Items:
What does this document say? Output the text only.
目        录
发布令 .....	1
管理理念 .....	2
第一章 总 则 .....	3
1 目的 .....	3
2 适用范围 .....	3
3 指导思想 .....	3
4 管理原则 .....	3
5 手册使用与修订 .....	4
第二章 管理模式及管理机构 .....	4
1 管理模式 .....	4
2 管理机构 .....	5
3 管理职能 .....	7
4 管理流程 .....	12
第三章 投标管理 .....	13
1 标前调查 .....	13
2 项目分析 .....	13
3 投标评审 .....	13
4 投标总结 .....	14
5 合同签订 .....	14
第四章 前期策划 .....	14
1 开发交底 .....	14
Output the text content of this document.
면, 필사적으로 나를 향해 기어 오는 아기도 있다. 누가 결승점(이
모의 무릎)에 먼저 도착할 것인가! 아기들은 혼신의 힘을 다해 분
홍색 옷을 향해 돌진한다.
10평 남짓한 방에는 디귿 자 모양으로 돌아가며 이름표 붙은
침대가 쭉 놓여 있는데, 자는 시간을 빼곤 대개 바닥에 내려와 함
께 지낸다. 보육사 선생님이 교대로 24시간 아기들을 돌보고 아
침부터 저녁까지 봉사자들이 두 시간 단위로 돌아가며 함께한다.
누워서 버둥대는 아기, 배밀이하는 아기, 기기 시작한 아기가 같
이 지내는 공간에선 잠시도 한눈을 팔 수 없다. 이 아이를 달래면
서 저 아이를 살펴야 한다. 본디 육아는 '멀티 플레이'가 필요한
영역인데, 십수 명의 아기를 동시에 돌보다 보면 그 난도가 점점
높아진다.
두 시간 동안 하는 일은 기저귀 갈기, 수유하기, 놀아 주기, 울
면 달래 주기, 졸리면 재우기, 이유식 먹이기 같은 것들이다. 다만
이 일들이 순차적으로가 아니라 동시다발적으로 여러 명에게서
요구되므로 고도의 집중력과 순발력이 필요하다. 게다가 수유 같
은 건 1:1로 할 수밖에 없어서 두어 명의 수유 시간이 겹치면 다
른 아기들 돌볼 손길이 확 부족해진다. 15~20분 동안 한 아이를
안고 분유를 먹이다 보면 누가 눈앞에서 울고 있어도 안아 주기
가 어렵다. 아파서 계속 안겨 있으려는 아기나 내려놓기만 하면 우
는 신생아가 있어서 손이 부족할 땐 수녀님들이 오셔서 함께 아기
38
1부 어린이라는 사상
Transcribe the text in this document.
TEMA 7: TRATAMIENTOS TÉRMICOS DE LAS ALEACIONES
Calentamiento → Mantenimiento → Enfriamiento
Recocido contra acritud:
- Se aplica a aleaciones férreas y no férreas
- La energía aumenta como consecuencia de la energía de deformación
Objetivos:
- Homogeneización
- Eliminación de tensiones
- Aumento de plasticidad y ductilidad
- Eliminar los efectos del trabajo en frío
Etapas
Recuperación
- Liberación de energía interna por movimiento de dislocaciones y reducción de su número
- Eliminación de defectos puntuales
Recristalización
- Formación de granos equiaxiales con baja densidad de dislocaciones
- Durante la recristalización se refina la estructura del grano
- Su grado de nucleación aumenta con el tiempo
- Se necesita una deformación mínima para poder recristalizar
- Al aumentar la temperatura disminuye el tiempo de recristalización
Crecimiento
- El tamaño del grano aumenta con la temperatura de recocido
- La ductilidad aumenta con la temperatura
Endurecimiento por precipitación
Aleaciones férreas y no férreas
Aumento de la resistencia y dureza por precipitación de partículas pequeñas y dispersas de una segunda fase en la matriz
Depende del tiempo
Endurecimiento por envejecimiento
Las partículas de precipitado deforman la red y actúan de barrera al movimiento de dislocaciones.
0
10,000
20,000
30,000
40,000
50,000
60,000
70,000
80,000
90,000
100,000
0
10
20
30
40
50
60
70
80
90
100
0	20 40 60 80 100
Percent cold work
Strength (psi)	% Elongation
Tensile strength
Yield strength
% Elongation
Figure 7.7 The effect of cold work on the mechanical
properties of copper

What this task involves: Scan the entries above for the word "férreas" and collect each line holding it.

Written response:
- Se aplica a aleaciones férreas y no férreas
Aleaciones férreas y no férreas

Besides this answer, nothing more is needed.